### Task directions
Here are some entries; quote each one exactly.

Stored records
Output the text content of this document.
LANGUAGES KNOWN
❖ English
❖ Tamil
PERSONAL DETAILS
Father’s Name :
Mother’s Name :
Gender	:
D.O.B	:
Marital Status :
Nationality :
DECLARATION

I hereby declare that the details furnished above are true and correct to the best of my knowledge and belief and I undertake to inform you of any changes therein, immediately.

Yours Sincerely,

### Output for this exercise
Output the text content of this document.
LANGUAGES KNOWN
❖ English
❖ Tamil
PERSONAL DETAILS
Father’s Name :
Mother’s Name :
Gender	:
D.O.B	:
Marital Status :
Nationality :
DECLARATION

I hereby declare that the details furnished above are true and correct to the best of my knowledge and belief and I undertake to inform you of any changes therein, immediately.

Yours Sincerely,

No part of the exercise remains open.